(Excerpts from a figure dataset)

------------------------------------

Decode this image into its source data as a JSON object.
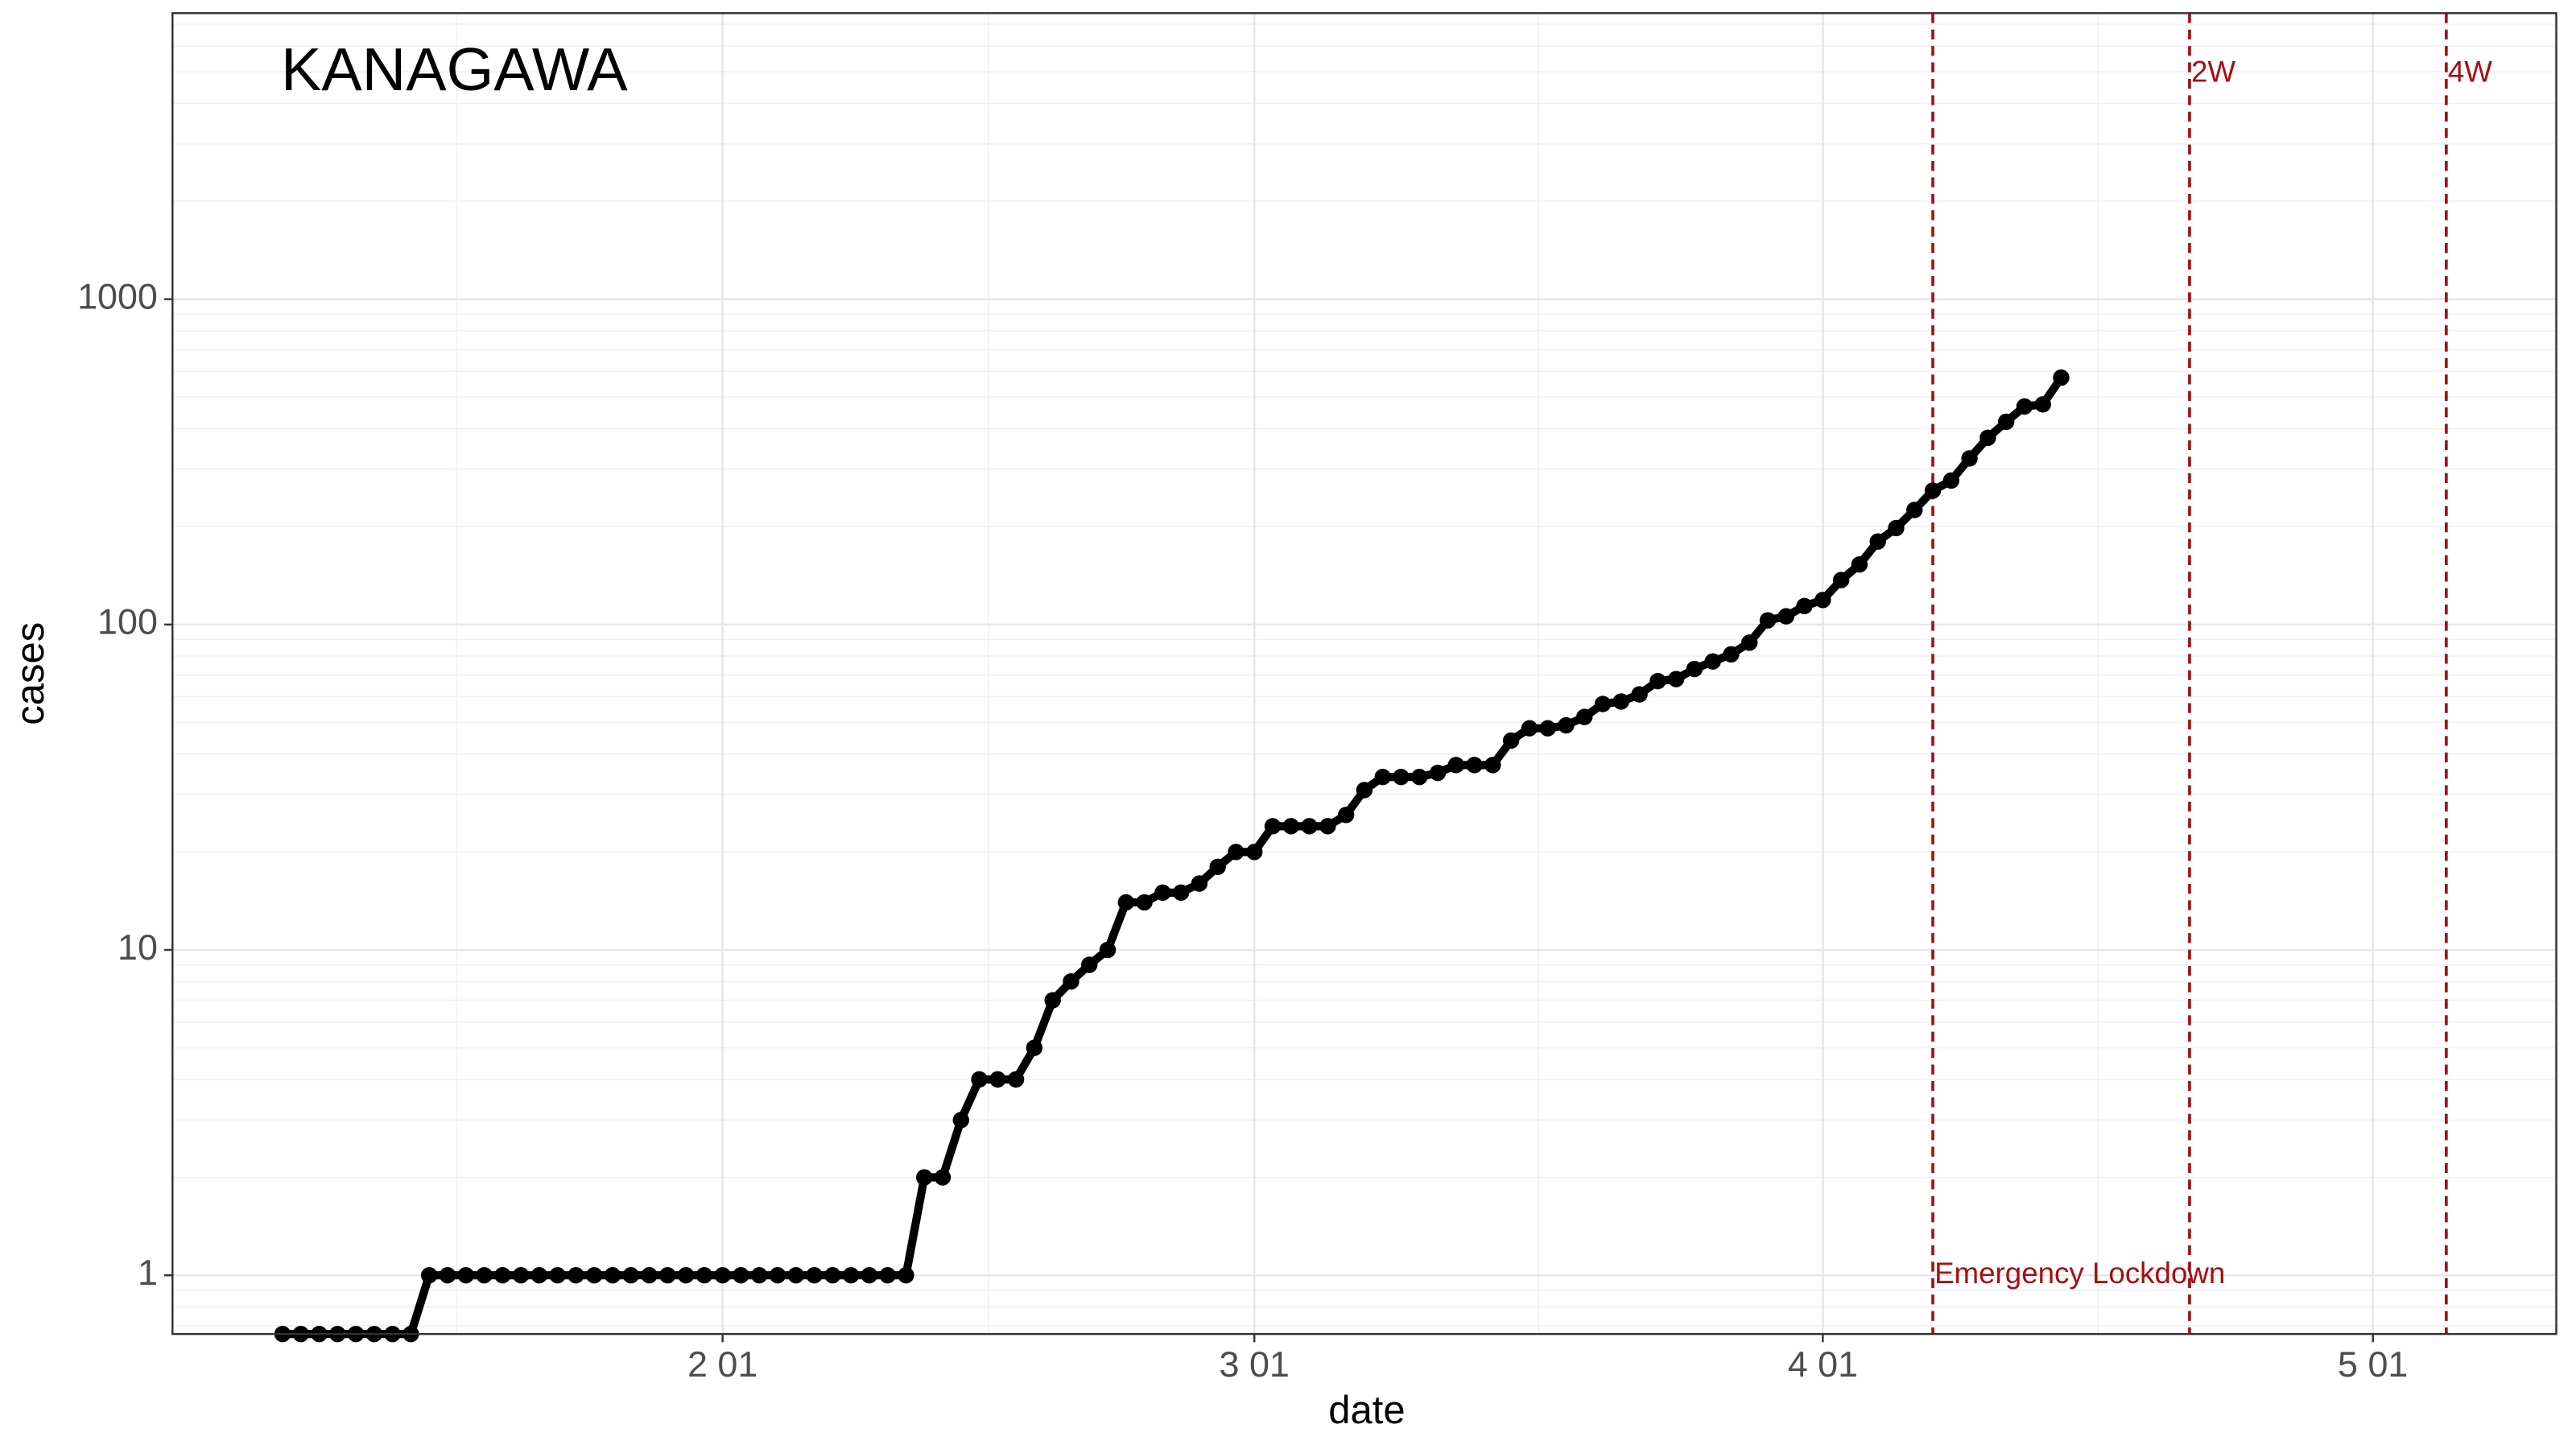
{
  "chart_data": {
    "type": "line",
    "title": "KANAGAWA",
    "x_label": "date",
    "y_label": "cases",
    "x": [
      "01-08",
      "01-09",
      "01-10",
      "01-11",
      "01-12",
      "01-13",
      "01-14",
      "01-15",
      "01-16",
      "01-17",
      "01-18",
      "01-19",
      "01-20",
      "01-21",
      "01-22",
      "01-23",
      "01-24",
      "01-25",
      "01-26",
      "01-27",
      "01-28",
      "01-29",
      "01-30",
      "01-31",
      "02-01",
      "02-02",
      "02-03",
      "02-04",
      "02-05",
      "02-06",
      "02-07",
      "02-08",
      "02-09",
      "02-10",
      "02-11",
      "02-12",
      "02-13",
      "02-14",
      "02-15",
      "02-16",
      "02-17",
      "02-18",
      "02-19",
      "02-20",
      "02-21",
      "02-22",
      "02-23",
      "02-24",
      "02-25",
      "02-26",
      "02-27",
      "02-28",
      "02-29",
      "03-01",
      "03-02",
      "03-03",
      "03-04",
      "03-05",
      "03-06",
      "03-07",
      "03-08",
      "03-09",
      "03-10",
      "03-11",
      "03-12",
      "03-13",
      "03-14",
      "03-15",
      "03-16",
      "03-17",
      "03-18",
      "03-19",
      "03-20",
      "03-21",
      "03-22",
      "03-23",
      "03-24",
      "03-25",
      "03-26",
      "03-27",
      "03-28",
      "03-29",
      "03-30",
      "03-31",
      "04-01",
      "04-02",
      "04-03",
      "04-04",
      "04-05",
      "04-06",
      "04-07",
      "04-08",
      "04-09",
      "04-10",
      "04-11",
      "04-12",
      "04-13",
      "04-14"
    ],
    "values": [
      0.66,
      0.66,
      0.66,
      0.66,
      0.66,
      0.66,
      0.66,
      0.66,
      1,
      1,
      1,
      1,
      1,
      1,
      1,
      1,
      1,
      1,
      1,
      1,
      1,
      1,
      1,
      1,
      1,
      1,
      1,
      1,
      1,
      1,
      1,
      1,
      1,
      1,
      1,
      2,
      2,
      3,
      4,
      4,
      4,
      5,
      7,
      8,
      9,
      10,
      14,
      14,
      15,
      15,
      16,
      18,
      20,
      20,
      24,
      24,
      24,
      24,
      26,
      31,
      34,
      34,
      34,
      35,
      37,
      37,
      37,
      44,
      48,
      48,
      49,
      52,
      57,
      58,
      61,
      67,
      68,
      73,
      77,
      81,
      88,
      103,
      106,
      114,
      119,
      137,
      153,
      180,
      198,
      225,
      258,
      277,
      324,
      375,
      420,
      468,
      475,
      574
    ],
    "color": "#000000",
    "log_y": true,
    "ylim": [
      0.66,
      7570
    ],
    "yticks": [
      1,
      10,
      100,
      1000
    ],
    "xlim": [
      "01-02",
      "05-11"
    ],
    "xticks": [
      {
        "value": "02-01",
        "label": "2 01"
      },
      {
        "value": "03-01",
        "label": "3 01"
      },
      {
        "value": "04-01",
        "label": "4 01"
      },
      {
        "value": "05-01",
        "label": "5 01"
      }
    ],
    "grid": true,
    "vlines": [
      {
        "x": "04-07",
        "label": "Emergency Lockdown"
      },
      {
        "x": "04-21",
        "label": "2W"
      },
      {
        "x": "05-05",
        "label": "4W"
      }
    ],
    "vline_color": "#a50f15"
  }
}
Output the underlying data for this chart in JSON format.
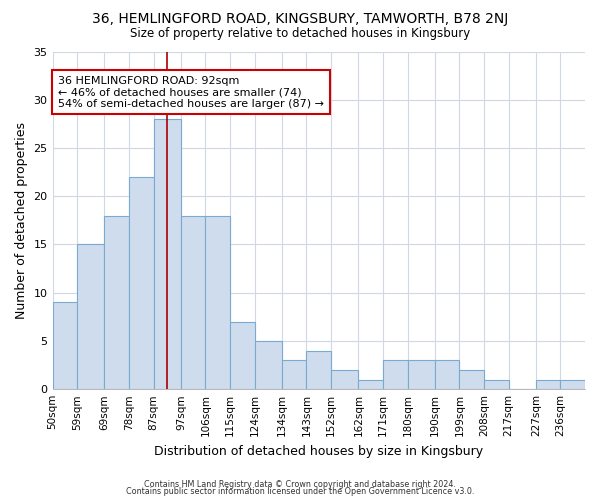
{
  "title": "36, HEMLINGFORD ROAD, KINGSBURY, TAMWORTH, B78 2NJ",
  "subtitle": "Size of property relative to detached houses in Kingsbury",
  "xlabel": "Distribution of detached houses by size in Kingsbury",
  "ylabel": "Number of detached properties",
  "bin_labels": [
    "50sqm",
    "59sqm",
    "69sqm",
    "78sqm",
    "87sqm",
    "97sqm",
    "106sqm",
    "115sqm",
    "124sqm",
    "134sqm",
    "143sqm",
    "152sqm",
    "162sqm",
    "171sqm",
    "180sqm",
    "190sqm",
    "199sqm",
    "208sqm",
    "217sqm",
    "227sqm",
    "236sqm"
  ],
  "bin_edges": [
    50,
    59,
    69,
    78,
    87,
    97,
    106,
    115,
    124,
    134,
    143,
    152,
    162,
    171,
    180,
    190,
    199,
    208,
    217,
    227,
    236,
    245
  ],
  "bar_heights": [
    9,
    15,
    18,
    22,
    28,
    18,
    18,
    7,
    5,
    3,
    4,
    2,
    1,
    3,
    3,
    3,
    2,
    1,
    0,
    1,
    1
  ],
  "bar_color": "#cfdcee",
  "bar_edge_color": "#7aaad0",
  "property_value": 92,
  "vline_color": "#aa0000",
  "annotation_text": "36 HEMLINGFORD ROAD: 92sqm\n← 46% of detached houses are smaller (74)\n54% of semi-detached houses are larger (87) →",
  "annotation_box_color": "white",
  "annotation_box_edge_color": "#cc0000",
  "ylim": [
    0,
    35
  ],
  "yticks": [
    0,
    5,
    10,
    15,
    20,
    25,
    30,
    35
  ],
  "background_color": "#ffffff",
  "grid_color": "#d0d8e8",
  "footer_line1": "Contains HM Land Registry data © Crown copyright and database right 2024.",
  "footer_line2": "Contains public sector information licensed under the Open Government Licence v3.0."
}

------------------------------------

*REQUIRED WORK*
Pictures are not part of the copy; reproduce exactly and only the lines from the line containing "Output the underlying" through the end of the listing.

*RESPONSE*
Output the underlying data for this chart in JSON format.
{
  "title": "36, HEMLINGFORD ROAD, KINGSBURY, TAMWORTH, B78 2NJ",
  "subtitle": "Size of property relative to detached houses in Kingsbury",
  "xlabel": "Distribution of detached houses by size in Kingsbury",
  "ylabel": "Number of detached properties",
  "bin_labels": [
    "50sqm",
    "59sqm",
    "69sqm",
    "78sqm",
    "87sqm",
    "97sqm",
    "106sqm",
    "115sqm",
    "124sqm",
    "134sqm",
    "143sqm",
    "152sqm",
    "162sqm",
    "171sqm",
    "180sqm",
    "190sqm",
    "199sqm",
    "208sqm",
    "217sqm",
    "227sqm",
    "236sqm"
  ],
  "bin_edges": [
    50,
    59,
    69,
    78,
    87,
    97,
    106,
    115,
    124,
    134,
    143,
    152,
    162,
    171,
    180,
    190,
    199,
    208,
    217,
    227,
    236,
    245
  ],
  "bar_heights": [
    9,
    15,
    18,
    22,
    28,
    18,
    18,
    7,
    5,
    3,
    4,
    2,
    1,
    3,
    3,
    3,
    2,
    1,
    0,
    1,
    1
  ],
  "bar_color": "#cfdcee",
  "bar_edge_color": "#7aaad0",
  "property_value": 92,
  "vline_color": "#aa0000",
  "annotation_text": "36 HEMLINGFORD ROAD: 92sqm\n← 46% of detached houses are smaller (74)\n54% of semi-detached houses are larger (87) →",
  "annotation_box_color": "white",
  "annotation_box_edge_color": "#cc0000",
  "ylim": [
    0,
    35
  ],
  "yticks": [
    0,
    5,
    10,
    15,
    20,
    25,
    30,
    35
  ],
  "background_color": "#ffffff",
  "grid_color": "#d0d8e8",
  "footer_line1": "Contains HM Land Registry data © Crown copyright and database right 2024.",
  "footer_line2": "Contains public sector information licensed under the Open Government Licence v3.0."
}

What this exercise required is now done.